***** Dataset excerpts
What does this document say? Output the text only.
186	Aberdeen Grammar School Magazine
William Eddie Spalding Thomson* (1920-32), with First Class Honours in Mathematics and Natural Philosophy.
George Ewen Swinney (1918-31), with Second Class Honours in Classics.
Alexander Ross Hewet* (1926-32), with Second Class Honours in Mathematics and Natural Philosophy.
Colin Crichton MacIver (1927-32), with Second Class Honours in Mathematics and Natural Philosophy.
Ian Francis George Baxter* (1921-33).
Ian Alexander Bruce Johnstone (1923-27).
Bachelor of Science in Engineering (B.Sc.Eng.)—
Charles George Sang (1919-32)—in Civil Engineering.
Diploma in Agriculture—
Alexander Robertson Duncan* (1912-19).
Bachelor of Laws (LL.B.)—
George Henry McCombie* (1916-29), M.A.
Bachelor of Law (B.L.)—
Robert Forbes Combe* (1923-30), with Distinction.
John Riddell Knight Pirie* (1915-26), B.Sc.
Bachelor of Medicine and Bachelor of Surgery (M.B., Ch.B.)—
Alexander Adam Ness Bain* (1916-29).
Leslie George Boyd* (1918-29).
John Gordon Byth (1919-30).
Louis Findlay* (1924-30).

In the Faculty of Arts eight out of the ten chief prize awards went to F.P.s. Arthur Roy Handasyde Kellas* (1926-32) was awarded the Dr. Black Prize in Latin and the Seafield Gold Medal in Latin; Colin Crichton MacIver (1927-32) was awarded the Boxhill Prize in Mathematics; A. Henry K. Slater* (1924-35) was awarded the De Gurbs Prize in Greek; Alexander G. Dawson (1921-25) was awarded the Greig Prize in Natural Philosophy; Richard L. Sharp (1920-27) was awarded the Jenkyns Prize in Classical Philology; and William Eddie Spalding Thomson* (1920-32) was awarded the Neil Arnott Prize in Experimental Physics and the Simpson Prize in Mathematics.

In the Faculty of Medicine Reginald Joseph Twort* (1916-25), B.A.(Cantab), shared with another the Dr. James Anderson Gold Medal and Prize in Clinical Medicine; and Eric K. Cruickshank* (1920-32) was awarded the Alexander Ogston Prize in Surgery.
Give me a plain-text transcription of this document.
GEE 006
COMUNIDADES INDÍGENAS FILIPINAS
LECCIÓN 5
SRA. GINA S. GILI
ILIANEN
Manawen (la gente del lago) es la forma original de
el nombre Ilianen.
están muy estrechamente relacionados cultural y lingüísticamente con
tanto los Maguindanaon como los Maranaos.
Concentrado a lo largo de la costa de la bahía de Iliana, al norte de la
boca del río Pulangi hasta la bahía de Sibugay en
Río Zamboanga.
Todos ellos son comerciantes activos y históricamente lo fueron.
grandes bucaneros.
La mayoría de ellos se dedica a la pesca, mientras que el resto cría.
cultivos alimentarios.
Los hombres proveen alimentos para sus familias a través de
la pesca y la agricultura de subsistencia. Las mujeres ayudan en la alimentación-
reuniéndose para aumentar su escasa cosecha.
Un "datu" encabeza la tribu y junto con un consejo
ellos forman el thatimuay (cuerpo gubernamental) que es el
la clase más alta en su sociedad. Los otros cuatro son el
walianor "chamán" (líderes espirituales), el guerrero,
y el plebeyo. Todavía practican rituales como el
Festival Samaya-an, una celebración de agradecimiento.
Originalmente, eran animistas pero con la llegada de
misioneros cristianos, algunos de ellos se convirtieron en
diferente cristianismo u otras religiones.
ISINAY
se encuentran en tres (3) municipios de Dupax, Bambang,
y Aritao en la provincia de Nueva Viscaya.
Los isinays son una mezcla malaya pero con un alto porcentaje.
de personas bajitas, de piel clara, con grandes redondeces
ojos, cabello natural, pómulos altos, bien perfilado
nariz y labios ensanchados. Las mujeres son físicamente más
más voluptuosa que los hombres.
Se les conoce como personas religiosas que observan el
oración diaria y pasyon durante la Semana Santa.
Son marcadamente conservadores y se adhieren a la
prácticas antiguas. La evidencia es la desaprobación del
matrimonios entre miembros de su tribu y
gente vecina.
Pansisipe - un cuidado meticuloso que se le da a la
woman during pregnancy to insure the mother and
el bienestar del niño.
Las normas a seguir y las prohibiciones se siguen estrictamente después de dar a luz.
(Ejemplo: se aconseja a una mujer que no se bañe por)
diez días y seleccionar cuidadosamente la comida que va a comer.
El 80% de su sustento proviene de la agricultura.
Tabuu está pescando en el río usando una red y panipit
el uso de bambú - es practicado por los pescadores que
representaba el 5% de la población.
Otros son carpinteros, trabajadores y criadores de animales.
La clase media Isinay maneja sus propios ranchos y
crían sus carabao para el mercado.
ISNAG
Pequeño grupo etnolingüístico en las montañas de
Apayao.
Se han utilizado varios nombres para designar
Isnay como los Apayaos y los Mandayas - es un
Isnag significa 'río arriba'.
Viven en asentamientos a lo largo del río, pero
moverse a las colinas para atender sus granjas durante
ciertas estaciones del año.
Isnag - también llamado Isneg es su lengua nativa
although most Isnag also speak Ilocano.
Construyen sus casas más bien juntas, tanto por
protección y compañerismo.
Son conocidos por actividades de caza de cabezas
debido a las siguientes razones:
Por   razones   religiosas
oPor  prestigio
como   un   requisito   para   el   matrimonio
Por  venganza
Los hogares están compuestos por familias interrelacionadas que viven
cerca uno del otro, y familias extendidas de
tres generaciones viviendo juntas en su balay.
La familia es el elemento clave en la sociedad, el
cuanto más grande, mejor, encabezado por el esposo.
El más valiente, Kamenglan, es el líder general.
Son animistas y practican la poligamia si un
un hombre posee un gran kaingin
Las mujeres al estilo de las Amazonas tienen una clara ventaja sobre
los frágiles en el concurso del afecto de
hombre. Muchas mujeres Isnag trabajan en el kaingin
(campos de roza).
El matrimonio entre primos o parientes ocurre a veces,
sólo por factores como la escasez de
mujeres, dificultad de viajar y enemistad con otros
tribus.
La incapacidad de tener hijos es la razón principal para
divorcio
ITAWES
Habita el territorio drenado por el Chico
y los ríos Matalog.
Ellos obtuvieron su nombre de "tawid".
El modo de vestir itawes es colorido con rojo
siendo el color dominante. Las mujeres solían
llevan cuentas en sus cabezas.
**********
- [What you have to do] Write down all the entries again without a single difference.

- [Result of the exercise]
What does this document say? Output the text only.
186	Aberdeen Grammar School Magazine
William Eddie Spalding Thomson* (1920-32), with First Class Honours in Mathematics and Natural Philosophy.
George Ewen Swinney (1918-31), with Second Class Honours in Classics.
Alexander Ross Hewet* (1926-32), with Second Class Honours in Mathematics and Natural Philosophy.
Colin Crichton MacIver (1927-32), with Second Class Honours in Mathematics and Natural Philosophy.
Ian Francis George Baxter* (1921-33).
Ian Alexander Bruce Johnstone (1923-27).
Bachelor of Science in Engineering (B.Sc.Eng.)—
Charles George Sang (1919-32)—in Civil Engineering.
Diploma in Agriculture—
Alexander Robertson Duncan* (1912-19).
Bachelor of Laws (LL.B.)—
George Henry McCombie* (1916-29), M.A.
Bachelor of Law (B.L.)—
Robert Forbes Combe* (1923-30), with Distinction.
John Riddell Knight Pirie* (1915-26), B.Sc.
Bachelor of Medicine and Bachelor of Surgery (M.B., Ch.B.)—
Alexander Adam Ness Bain* (1916-29).
Leslie George Boyd* (1918-29).
John Gordon Byth (1919-30).
Louis Findlay* (1924-30).

In the Faculty of Arts eight out of the ten chief prize awards went to F.P.s. Arthur Roy Handasyde Kellas* (1926-32) was awarded the Dr. Black Prize in Latin and the Seafield Gold Medal in Latin; Colin Crichton MacIver (1927-32) was awarded the Boxhill Prize in Mathematics; A. Henry K. Slater* (1924-35) was awarded the De Gurbs Prize in Greek; Alexander G. Dawson (1921-25) was awarded the Greig Prize in Natural Philosophy; Richard L. Sharp (1920-27) was awarded the Jenkyns Prize in Classical Philology; and William Eddie Spalding Thomson* (1920-32) was awarded the Neil Arnott Prize in Experimental Physics and the Simpson Prize in Mathematics.

In the Faculty of Medicine Reginald Joseph Twort* (1916-25), B.A.(Cantab), shared with another the Dr. James Anderson Gold Medal and Prize in Clinical Medicine; and Eric K. Cruickshank* (1920-32) was awarded the Alexander Ogston Prize in Surgery.
Give me a plain-text transcription of this document.
GEE 006
COMUNIDADES INDÍGENAS FILIPINAS
LECCIÓN 5
SRA. GINA S. GILI
ILIANEN
Manawen (la gente del lago) es la forma original de
el nombre Ilianen.
están muy estrechamente relacionados cultural y lingüísticamente con
tanto los Maguindanaon como los Maranaos.
Concentrado a lo largo de la costa de la bahía de Iliana, al norte de la
boca del río Pulangi hasta la bahía de Sibugay en
Río Zamboanga.
Todos ellos son comerciantes activos y históricamente lo fueron.
grandes bucaneros.
La mayoría de ellos se dedica a la pesca, mientras que el resto cría.
cultivos alimentarios.
Los hombres proveen alimentos para sus familias a través de
la pesca y la agricultura de subsistencia. Las mujeres ayudan en la alimentación-
reuniéndose para aumentar su escasa cosecha.
Un "datu" encabeza la tribu y junto con un consejo
ellos forman el thatimuay (cuerpo gubernamental) que es el
la clase más alta en su sociedad. Los otros cuatro son el
walianor "chamán" (líderes espirituales), el guerrero,
y el plebeyo. Todavía practican rituales como el
Festival Samaya-an, una celebración de agradecimiento.
Originalmente, eran animistas pero con la llegada de
misioneros cristianos, algunos de ellos se convirtieron en
diferente cristianismo u otras religiones.
ISINAY
se encuentran en tres (3) municipios de Dupax, Bambang,
y Aritao en la provincia de Nueva Viscaya.
Los isinays son una mezcla malaya pero con un alto porcentaje.
de personas bajitas, de piel clara, con grandes redondeces
ojos, cabello natural, pómulos altos, bien perfilado
nariz y labios ensanchados. Las mujeres son físicamente más
más voluptuosa que los hombres.
Se les conoce como personas religiosas que observan el
oración diaria y pasyon durante la Semana Santa.
Son marcadamente conservadores y se adhieren a la
prácticas antiguas. La evidencia es la desaprobación del
matrimonios entre miembros de su tribu y
gente vecina.
Pansisipe - un cuidado meticuloso que se le da a la
woman during pregnancy to insure the mother and
el bienestar del niño.
Las normas a seguir y las prohibiciones se siguen estrictamente después de dar a luz.
(Ejemplo: se aconseja a una mujer que no se bañe por)
diez días y seleccionar cuidadosamente la comida que va a comer.
El 80% de su sustento proviene de la agricultura.
Tabuu está pescando en el río usando una red y panipit
el uso de bambú - es practicado por los pescadores que
representaba el 5% de la población.
Otros son carpinteros, trabajadores y criadores de animales.
La clase media Isinay maneja sus propios ranchos y
crían sus carabao para el mercado.
ISNAG
Pequeño grupo etnolingüístico en las montañas de
Apayao.
Se han utilizado varios nombres para designar
Isnay como los Apayaos y los Mandayas - es un
Isnag significa 'río arriba'.
Viven en asentamientos a lo largo del río, pero
moverse a las colinas para atender sus granjas durante
ciertas estaciones del año.
Isnag - también llamado Isneg es su lengua nativa
although most Isnag also speak Ilocano.
Construyen sus casas más bien juntas, tanto por
protección y compañerismo.
Son conocidos por actividades de caza de cabezas
debido a las siguientes razones:
Por   razones   religiosas
oPor  prestigio
como   un   requisito   para   el   matrimonio
Por  venganza
Los hogares están compuestos por familias interrelacionadas que viven
cerca uno del otro, y familias extendidas de
tres generaciones viviendo juntas en su balay.
La familia es el elemento clave en la sociedad, el
cuanto más grande, mejor, encabezado por el esposo.
El más valiente, Kamenglan, es el líder general.
Son animistas y practican la poligamia si un
un hombre posee un gran kaingin
Las mujeres al estilo de las Amazonas tienen una clara ventaja sobre
los frágiles en el concurso del afecto de
hombre. Muchas mujeres Isnag trabajan en el kaingin
(campos de roza).
El matrimonio entre primos o parientes ocurre a veces,
sólo por factores como la escasez de
mujeres, dificultad de viajar y enemistad con otros
tribus.
La incapacidad de tener hijos es la razón principal para
divorcio
ITAWES
Habita el territorio drenado por el Chico
y los ríos Matalog.
Ellos obtuvieron su nombre de "tawid".
El modo de vestir itawes es colorido con rojo
siendo el color dominante. Las mujeres solían
llevan cuentas en sus cabezas.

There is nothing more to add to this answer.